*Aim of the exercise*: Locate every line in the entries below that contains the string "axes", and copy each of those lines in full.

*The data*:
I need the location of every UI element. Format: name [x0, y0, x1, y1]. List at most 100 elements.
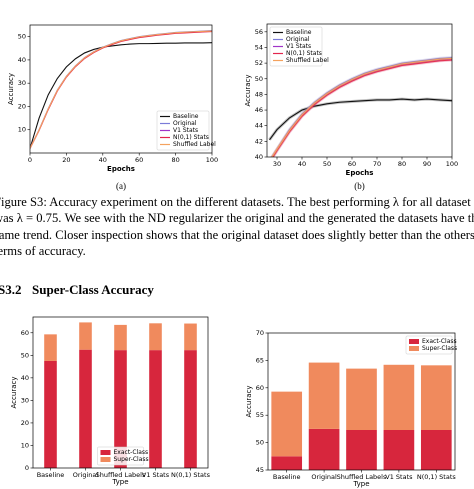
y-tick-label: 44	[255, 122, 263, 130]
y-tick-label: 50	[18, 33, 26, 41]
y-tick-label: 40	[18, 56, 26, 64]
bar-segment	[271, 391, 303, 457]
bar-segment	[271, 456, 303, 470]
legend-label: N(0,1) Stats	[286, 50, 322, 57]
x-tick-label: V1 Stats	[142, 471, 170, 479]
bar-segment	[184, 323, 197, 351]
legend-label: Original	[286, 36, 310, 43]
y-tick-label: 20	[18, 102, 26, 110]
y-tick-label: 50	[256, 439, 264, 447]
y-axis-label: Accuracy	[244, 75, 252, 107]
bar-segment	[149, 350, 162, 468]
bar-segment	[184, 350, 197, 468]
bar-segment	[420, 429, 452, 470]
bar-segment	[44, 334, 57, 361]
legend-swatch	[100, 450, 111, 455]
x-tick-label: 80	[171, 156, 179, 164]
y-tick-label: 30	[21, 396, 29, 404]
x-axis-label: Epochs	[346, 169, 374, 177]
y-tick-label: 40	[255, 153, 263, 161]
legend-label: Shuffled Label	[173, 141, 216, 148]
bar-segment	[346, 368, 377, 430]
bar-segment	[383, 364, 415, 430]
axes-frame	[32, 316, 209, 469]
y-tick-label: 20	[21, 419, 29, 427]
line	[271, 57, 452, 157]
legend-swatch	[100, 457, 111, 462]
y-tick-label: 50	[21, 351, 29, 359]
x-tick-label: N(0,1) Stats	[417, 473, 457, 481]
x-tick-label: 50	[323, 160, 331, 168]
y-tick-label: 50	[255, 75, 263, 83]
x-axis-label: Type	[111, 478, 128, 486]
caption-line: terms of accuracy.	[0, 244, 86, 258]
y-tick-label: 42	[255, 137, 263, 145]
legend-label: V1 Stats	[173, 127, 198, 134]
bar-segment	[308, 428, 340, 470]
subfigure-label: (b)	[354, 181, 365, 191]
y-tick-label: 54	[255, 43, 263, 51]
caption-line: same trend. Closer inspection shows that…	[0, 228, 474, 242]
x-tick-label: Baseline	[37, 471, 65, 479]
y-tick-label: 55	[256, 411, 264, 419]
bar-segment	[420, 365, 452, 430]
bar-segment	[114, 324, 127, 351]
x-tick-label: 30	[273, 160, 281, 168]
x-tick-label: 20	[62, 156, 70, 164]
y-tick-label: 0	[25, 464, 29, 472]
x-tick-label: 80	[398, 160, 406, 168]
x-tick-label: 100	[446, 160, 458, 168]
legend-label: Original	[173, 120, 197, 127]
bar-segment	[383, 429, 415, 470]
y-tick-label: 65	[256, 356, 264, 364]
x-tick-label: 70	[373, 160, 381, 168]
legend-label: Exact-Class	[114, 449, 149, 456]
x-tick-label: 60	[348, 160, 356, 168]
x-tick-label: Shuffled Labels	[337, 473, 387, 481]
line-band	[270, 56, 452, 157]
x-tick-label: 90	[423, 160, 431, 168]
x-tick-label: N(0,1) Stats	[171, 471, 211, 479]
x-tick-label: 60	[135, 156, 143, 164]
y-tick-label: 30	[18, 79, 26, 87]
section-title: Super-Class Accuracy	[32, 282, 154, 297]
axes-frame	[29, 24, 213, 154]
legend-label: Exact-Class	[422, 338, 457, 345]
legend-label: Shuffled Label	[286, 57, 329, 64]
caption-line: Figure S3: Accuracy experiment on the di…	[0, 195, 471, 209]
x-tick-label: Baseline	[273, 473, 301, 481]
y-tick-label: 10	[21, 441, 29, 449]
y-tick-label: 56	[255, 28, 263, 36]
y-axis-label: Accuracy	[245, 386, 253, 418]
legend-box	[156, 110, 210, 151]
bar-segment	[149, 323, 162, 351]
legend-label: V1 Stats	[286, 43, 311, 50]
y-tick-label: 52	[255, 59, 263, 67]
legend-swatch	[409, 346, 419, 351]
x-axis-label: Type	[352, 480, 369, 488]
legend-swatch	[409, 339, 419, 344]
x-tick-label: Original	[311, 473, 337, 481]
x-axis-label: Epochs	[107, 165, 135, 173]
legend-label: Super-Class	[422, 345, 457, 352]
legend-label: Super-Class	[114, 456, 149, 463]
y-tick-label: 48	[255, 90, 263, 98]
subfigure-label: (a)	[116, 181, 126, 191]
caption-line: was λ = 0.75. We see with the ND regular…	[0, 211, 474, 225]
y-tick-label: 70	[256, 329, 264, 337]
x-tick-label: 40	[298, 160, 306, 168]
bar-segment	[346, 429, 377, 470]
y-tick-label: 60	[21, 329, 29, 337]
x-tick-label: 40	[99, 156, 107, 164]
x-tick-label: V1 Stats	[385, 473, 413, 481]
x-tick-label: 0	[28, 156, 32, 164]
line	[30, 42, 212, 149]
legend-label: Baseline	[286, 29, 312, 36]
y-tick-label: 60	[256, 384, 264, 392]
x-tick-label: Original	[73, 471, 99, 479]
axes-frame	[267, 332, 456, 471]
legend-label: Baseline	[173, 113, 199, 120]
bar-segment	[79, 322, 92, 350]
---
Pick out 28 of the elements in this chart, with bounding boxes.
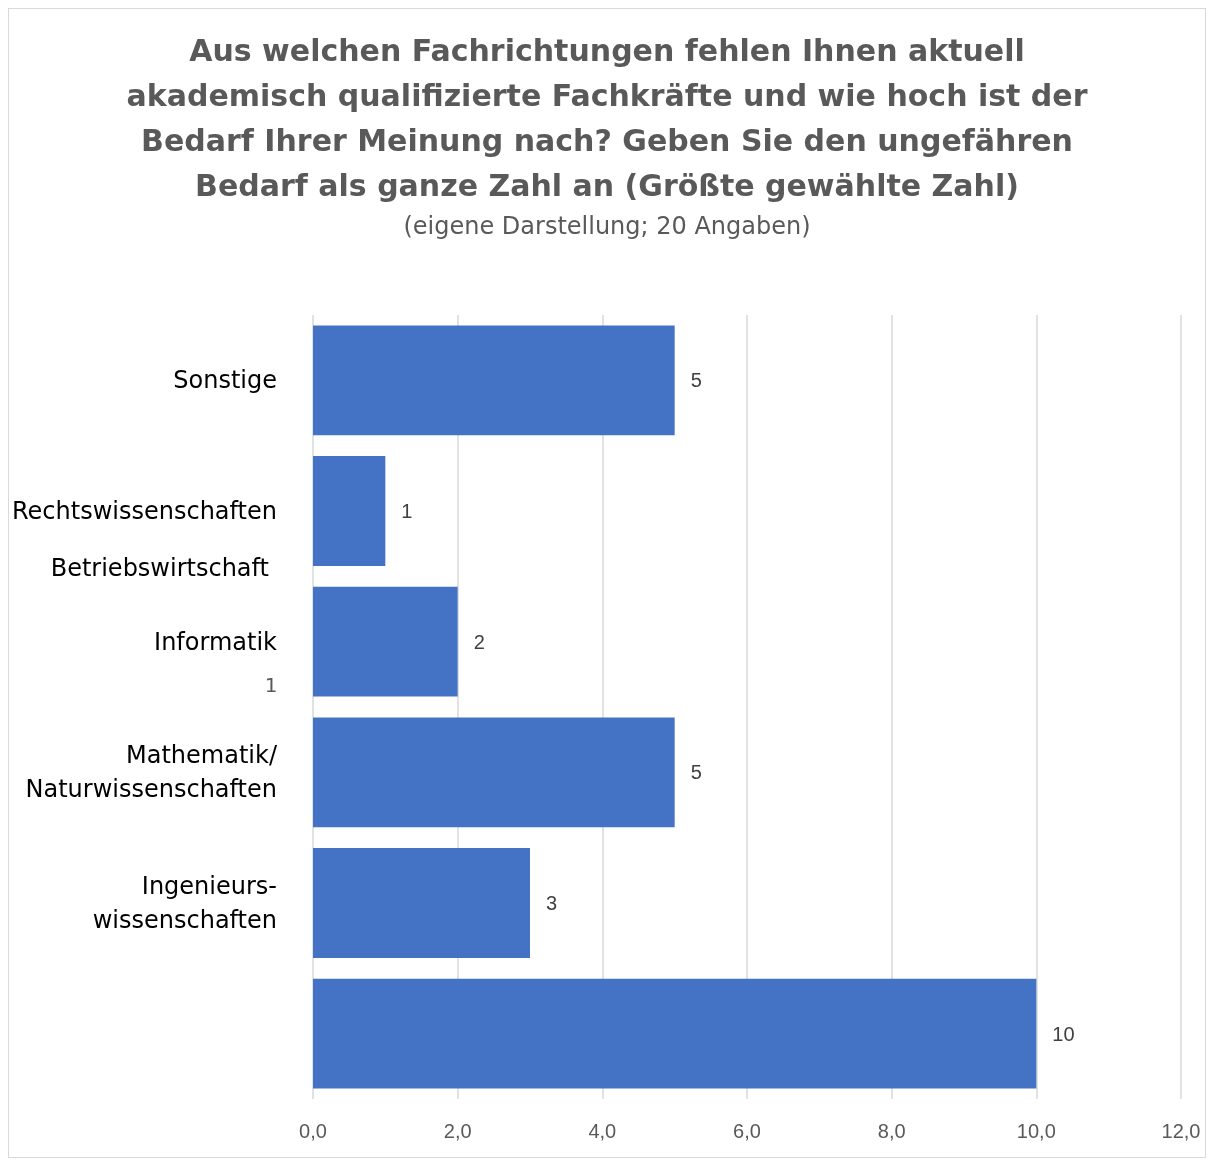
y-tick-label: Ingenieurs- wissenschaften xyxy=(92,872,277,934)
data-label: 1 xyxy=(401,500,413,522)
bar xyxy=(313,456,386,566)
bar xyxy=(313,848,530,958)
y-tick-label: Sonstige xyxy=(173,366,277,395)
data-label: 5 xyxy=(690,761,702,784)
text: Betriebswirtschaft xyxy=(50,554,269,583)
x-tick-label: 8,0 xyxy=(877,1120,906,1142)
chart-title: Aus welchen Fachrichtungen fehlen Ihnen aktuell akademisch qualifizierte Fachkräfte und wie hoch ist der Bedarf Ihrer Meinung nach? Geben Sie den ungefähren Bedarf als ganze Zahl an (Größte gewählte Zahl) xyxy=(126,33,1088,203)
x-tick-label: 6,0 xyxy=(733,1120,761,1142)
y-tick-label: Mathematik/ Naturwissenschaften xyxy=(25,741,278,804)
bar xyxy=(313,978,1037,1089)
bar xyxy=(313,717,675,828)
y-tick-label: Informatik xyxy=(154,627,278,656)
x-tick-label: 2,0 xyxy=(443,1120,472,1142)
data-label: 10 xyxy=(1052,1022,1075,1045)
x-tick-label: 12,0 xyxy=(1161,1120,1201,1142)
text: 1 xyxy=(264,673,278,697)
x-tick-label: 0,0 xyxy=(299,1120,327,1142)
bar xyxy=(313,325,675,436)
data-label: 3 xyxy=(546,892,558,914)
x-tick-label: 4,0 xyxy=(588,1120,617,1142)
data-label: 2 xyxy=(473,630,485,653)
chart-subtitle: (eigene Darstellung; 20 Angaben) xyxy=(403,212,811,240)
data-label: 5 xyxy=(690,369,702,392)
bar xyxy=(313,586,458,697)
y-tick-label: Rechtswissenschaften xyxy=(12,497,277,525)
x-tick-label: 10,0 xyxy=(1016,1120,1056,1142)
* * *
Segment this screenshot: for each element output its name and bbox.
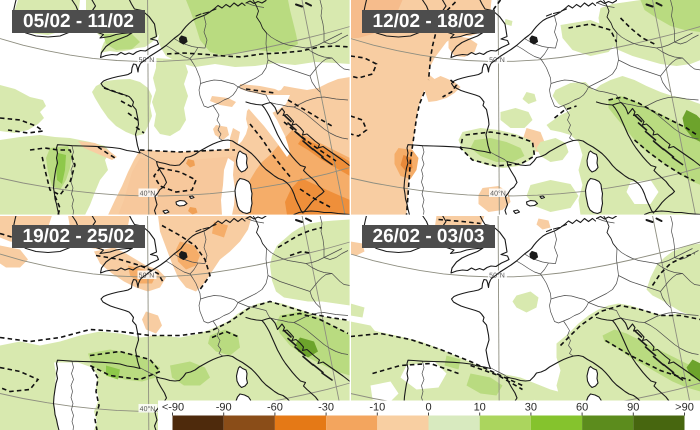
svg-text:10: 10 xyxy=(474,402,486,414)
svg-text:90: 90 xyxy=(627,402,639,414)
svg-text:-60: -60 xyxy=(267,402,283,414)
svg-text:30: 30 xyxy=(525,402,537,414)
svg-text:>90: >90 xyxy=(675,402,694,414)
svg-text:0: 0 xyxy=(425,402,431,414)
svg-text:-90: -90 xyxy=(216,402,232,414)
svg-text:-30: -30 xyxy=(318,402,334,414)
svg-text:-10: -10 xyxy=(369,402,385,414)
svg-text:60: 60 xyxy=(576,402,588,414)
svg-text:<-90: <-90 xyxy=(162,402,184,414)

*Result for this task*:
axes-frame	[32, 316, 209, 469]
axes-frame	[29, 24, 213, 154]
axes-frame	[267, 332, 456, 471]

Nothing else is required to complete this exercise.